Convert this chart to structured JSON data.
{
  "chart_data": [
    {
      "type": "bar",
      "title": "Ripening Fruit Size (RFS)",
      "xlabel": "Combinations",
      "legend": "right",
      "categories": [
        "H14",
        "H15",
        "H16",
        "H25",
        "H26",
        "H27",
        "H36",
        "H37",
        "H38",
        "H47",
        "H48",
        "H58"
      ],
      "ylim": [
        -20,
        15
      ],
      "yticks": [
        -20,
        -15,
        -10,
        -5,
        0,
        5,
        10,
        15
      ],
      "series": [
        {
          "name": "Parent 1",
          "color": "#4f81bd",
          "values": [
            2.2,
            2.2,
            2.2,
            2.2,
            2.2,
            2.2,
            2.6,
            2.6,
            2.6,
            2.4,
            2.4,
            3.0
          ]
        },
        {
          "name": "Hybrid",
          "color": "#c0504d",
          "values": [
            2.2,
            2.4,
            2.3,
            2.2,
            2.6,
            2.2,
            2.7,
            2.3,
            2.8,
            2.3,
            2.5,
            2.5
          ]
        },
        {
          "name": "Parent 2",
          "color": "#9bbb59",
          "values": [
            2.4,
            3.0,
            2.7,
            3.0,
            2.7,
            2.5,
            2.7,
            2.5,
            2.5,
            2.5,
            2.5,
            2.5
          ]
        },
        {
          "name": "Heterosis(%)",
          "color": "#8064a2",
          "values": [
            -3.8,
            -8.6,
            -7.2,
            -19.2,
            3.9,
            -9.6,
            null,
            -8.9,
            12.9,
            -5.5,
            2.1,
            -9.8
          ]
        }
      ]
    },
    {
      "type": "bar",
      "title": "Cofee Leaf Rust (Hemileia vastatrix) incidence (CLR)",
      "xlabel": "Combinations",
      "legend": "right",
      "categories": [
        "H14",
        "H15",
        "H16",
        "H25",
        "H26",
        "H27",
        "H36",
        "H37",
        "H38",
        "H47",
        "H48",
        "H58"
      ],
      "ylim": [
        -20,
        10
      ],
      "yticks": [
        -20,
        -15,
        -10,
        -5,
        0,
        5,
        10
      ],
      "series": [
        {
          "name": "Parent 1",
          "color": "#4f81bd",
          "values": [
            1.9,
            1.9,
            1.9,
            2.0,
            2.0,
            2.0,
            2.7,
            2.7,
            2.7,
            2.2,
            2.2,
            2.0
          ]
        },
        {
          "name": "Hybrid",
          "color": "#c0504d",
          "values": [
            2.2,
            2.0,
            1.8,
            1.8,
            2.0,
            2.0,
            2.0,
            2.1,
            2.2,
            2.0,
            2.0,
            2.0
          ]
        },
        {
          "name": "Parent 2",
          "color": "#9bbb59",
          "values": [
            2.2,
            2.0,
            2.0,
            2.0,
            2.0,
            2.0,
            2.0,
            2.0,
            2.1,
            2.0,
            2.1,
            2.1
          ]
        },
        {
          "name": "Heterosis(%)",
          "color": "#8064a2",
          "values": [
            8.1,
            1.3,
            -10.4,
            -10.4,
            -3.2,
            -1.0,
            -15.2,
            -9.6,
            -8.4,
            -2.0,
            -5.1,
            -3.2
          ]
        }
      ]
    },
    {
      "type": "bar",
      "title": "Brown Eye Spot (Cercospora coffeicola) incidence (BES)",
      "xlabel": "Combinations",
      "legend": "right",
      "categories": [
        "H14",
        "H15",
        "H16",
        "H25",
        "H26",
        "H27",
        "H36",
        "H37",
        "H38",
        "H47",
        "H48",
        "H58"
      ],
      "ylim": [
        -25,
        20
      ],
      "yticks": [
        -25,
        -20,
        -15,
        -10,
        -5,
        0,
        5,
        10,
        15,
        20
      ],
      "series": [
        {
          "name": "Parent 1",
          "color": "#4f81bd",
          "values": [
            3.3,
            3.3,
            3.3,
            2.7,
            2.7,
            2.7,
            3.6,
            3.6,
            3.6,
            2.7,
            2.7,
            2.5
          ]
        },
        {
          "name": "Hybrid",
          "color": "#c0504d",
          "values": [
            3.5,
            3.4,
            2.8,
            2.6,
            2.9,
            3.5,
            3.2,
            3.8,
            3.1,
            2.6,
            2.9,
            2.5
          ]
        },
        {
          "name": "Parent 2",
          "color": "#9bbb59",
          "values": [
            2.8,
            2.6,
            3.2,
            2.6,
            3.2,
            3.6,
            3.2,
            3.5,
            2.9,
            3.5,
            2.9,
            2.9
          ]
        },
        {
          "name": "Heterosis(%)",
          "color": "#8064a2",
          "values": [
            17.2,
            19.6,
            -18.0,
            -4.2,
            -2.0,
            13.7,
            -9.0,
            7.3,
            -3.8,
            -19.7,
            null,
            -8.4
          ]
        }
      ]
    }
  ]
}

Exercise details |
Return the entries in full, keeping every line exactly as it is.

The response |
Convert this chart to structured JSON data.
{
  "chart_data": [
    {
      "type": "bar",
      "title": "Ripening Fruit Size (RFS)",
      "xlabel": "Combinations",
      "legend": "right",
      "categories": [
        "H14",
        "H15",
        "H16",
        "H25",
        "H26",
        "H27",
        "H36",
        "H37",
        "H38",
        "H47",
        "H48",
        "H58"
      ],
      "ylim": [
        -20,
        15
      ],
      "yticks": [
        -20,
        -15,
        -10,
        -5,
        0,
        5,
        10,
        15
      ],
      "series": [
        {
          "name": "Parent 1",
          "color": "#4f81bd",
          "values": [
            2.2,
            2.2,
            2.2,
            2.2,
            2.2,
            2.2,
            2.6,
            2.6,
            2.6,
            2.4,
            2.4,
            3.0
          ]
        },
        {
          "name": "Hybrid",
          "color": "#c0504d",
          "values": [
            2.2,
            2.4,
            2.3,
            2.2,
            2.6,
            2.2,
            2.7,
            2.3,
            2.8,
            2.3,
            2.5,
            2.5
          ]
        },
        {
          "name": "Parent 2",
          "color": "#9bbb59",
          "values": [
            2.4,
            3.0,
            2.7,
            3.0,
            2.7,
            2.5,
            2.7,
            2.5,
            2.5,
            2.5,
            2.5,
            2.5
          ]
        },
        {
          "name": "Heterosis(%)",
          "color": "#8064a2",
          "values": [
            -3.8,
            -8.6,
            -7.2,
            -19.2,
            3.9,
            -9.6,
            null,
            -8.9,
            12.9,
            -5.5,
            2.1,
            -9.8
          ]
        }
      ]
    },
    {
      "type": "bar",
      "title": "Cofee Leaf Rust (Hemileia vastatrix) incidence (CLR)",
      "xlabel": "Combinations",
      "legend": "right",
      "categories": [
        "H14",
        "H15",
        "H16",
        "H25",
        "H26",
        "H27",
        "H36",
        "H37",
        "H38",
        "H47",
        "H48",
        "H58"
      ],
      "ylim": [
        -20,
        10
      ],
      "yticks": [
        -20,
        -15,
        -10,
        -5,
        0,
        5,
        10
      ],
      "series": [
        {
          "name": "Parent 1",
          "color": "#4f81bd",
          "values": [
            1.9,
            1.9,
            1.9,
            2.0,
            2.0,
            2.0,
            2.7,
            2.7,
            2.7,
            2.2,
            2.2,
            2.0
          ]
        },
        {
          "name": "Hybrid",
          "color": "#c0504d",
          "values": [
            2.2,
            2.0,
            1.8,
            1.8,
            2.0,
            2.0,
            2.0,
            2.1,
            2.2,
            2.0,
            2.0,
            2.0
          ]
        },
        {
          "name": "Parent 2",
          "color": "#9bbb59",
          "values": [
            2.2,
            2.0,
            2.0,
            2.0,
            2.0,
            2.0,
            2.0,
            2.0,
            2.1,
            2.0,
            2.1,
            2.1
          ]
        },
        {
          "name": "Heterosis(%)",
          "color": "#8064a2",
          "values": [
            8.1,
            1.3,
            -10.4,
            -10.4,
            -3.2,
            -1.0,
            -15.2,
            -9.6,
            -8.4,
            -2.0,
            -5.1,
            -3.2
          ]
        }
      ]
    },
    {
      "type": "bar",
      "title": "Brown Eye Spot (Cercospora coffeicola) incidence (BES)",
      "xlabel": "Combinations",
      "legend": "right",
      "categories": [
        "H14",
        "H15",
        "H16",
        "H25",
        "H26",
        "H27",
        "H36",
        "H37",
        "H38",
        "H47",
        "H48",
        "H58"
      ],
      "ylim": [
        -25,
        20
      ],
      "yticks": [
        -25,
        -20,
        -15,
        -10,
        -5,
        0,
        5,
        10,
        15,
        20
      ],
      "series": [
        {
          "name": "Parent 1",
          "color": "#4f81bd",
          "values": [
            3.3,
            3.3,
            3.3,
            2.7,
            2.7,
            2.7,
            3.6,
            3.6,
            3.6,
            2.7,
            2.7,
            2.5
          ]
        },
        {
          "name": "Hybrid",
          "color": "#c0504d",
          "values": [
            3.5,
            3.4,
            2.8,
            2.6,
            2.9,
            3.5,
            3.2,
            3.8,
            3.1,
            2.6,
            2.9,
            2.5
          ]
        },
        {
          "name": "Parent 2",
          "color": "#9bbb59",
          "values": [
            2.8,
            2.6,
            3.2,
            2.6,
            3.2,
            3.6,
            3.2,
            3.5,
            2.9,
            3.5,
            2.9,
            2.9
          ]
        },
        {
          "name": "Heterosis(%)",
          "color": "#8064a2",
          "values": [
            17.2,
            19.6,
            -18.0,
            -4.2,
            -2.0,
            13.7,
            -9.0,
            7.3,
            -3.8,
            -19.7,
            null,
            -8.4
          ]
        }
      ]
    }
  ]
}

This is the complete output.